* **WHAT NEEDS TO BE DONE**: Rewrite every line of the records below with each occurrence of "data-point-wood" changed to "data-point-timber" and nothing else altered, leaving out the pictures.

[Start of DATA TO USE]

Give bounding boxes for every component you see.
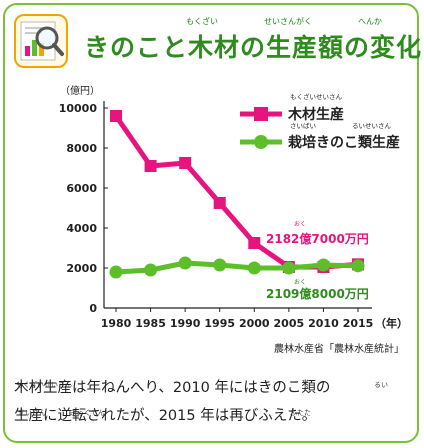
data-point-mushroom (178, 256, 192, 270)
legend-marker-mushroom (254, 135, 268, 149)
caption-ruby-3: せいさん (18, 409, 46, 417)
data-point-mushroom (247, 261, 261, 275)
legend-ruby-wood: もくざいせいさん (290, 92, 343, 101)
y-tick-label: 8000 (66, 142, 97, 155)
x-tick-label: 2010 (308, 317, 339, 330)
x-tick-label: 1995 (204, 317, 235, 330)
source-note: 農林水産省「農林水産統計」 (274, 342, 404, 355)
x-tick-label: 1980 (101, 317, 132, 330)
data-point-wood (144, 160, 157, 172)
data-point-mushroom (109, 265, 123, 279)
data-point-wood (213, 197, 226, 209)
caption-ruby-5: ふたた (290, 409, 311, 417)
legend-ruby-mushroom-right: るいせいさん (352, 122, 392, 130)
x-tick-label: 1990 (170, 317, 201, 330)
caption-line-2: 生産に逆転されたが、2015 年は再びふえた。 (14, 408, 317, 424)
line-chart: （億円） 0 2000 4000 6000 8000 10000 1980 1985 1990… (59, 84, 408, 355)
title-ruby-seisangaku: せいさんがく (264, 17, 312, 26)
annotation-ruby-wood: おく (294, 221, 306, 228)
y-tick-label: 10000 (59, 102, 98, 115)
data-point-wood (248, 237, 261, 249)
y-tick-label: 2000 (66, 262, 97, 275)
caption-ruby-4: ぎゃくてん (70, 409, 105, 417)
legend-marker-wood (254, 107, 268, 121)
data-point-mushroom (213, 258, 227, 272)
data-point-wood (110, 110, 122, 122)
caption-line-1: 木材生産は年ねんへり、2010 年にはきのこ類の (14, 380, 331, 396)
magnifier-chart-icon (14, 14, 68, 68)
legend-label-mushroom: 栽培きのこ類生産 (288, 134, 400, 151)
data-point-mushroom (351, 259, 365, 273)
legend-label-wood: 木材生産 (287, 106, 344, 123)
x-axis-label: （年） (375, 316, 408, 330)
x-tick-label: 2015 (343, 317, 374, 330)
caption-ruby-1: もくざいせいさん (16, 381, 72, 389)
annotation-mushroom-value: 2109億8000万円 (266, 286, 369, 301)
data-point-mushroom (144, 263, 158, 277)
annotation-wood-value: 2182億7000万円 (266, 231, 369, 246)
legend-ruby-mushroom-left: さいばい (290, 121, 316, 130)
x-tick-label: 2000 (239, 317, 270, 330)
y-tick-label: 6000 (66, 182, 97, 195)
data-point-mushroom (316, 258, 330, 272)
data-point-wood (179, 157, 192, 169)
y-tick-label: 4000 (66, 222, 97, 235)
y-tick-label: 0 (89, 302, 97, 315)
title-ruby-henka: へんか (358, 17, 382, 26)
x-tick-label: 2005 (274, 317, 305, 330)
page-title: きのこと木材の生産額の変化 (84, 33, 423, 62)
title-ruby-mokuzai: もくざい (186, 17, 218, 26)
panel-frame (3, 3, 419, 443)
x-tick-label: 1985 (135, 317, 166, 330)
caption-ruby-2: るい (374, 381, 388, 389)
data-point-mushroom (282, 261, 296, 275)
annotation-ruby-mushroom: おく (294, 279, 306, 286)
y-axis-label: （億円） (60, 84, 100, 97)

[End of DATA TO USE]

* **EXERCISE SOLUTION**:
Give bounding boxes for every component you see.
data-point-mushroom (178, 256, 192, 270)
legend-marker-mushroom (254, 135, 268, 149)
caption-ruby-3: せいさん (18, 409, 46, 417)
data-point-mushroom (247, 261, 261, 275)
legend-ruby-wood: もくざいせいさん (290, 92, 343, 101)
y-tick-label: 8000 (66, 142, 97, 155)
x-tick-label: 2010 (308, 317, 339, 330)
x-tick-label: 1995 (204, 317, 235, 330)
source-note: 農林水産省「農林水産統計」 (274, 342, 404, 355)
x-tick-label: 1980 (101, 317, 132, 330)
data-point-timber (144, 160, 157, 172)
data-point-mushroom (109, 265, 123, 279)
data-point-timber (213, 197, 226, 209)
caption-ruby-5: ふたた (290, 409, 311, 417)
legend-ruby-mushroom-right: るいせいさん (352, 122, 392, 130)
x-tick-label: 1990 (170, 317, 201, 330)
caption-line-2: 生産に逆転されたが、2015 年は再びふえた。 (14, 408, 317, 424)
line-chart: （億円） 0 2000 4000 6000 8000 10000 1980 1985 1990… (59, 84, 408, 355)
title-ruby-seisangaku: せいさんがく (264, 17, 312, 26)
annotation-ruby-wood: おく (294, 221, 306, 228)
y-tick-label: 10000 (59, 102, 98, 115)
data-point-timber (248, 237, 261, 249)
y-tick-label: 2000 (66, 262, 97, 275)
caption-ruby-4: ぎゃくてん (70, 409, 105, 417)
legend-marker-wood (254, 107, 268, 121)
data-point-mushroom (213, 258, 227, 272)
data-point-timber (110, 110, 122, 122)
caption-line-1: 木材生産は年ねんへり、2010 年にはきのこ類の (14, 380, 331, 396)
magnifier-chart-icon (14, 14, 68, 68)
legend-label-mushroom: 栽培きのこ類生産 (288, 134, 400, 151)
data-point-mushroom (351, 259, 365, 273)
legend-label-wood: 木材生産 (287, 106, 344, 123)
x-axis-label: （年） (375, 316, 408, 330)
x-tick-label: 2015 (343, 317, 374, 330)
caption-ruby-1: もくざいせいさん (16, 381, 72, 389)
annotation-mushroom-value: 2109億8000万円 (266, 286, 369, 301)
data-point-mushroom (144, 263, 158, 277)
annotation-wood-value: 2182億7000万円 (266, 231, 369, 246)
legend-ruby-mushroom-left: さいばい (290, 121, 316, 130)
x-tick-label: 2000 (239, 317, 270, 330)
y-tick-label: 6000 (66, 182, 97, 195)
data-point-mushroom (316, 258, 330, 272)
data-point-timber (179, 157, 192, 169)
y-tick-label: 4000 (66, 222, 97, 235)
y-tick-label: 0 (89, 302, 97, 315)
title-ruby-henka: へんか (358, 17, 382, 26)
x-tick-label: 2005 (274, 317, 305, 330)
page-title: きのこと木材の生産額の変化 (84, 33, 423, 62)
title-ruby-mokuzai: もくざい (186, 17, 218, 26)
panel-frame (3, 3, 419, 443)
x-tick-label: 1985 (135, 317, 166, 330)
caption-ruby-2: るい (374, 381, 388, 389)
data-point-mushroom (282, 261, 296, 275)
annotation-ruby-mushroom: おく (294, 279, 306, 286)
y-axis-label: （億円） (60, 84, 100, 97)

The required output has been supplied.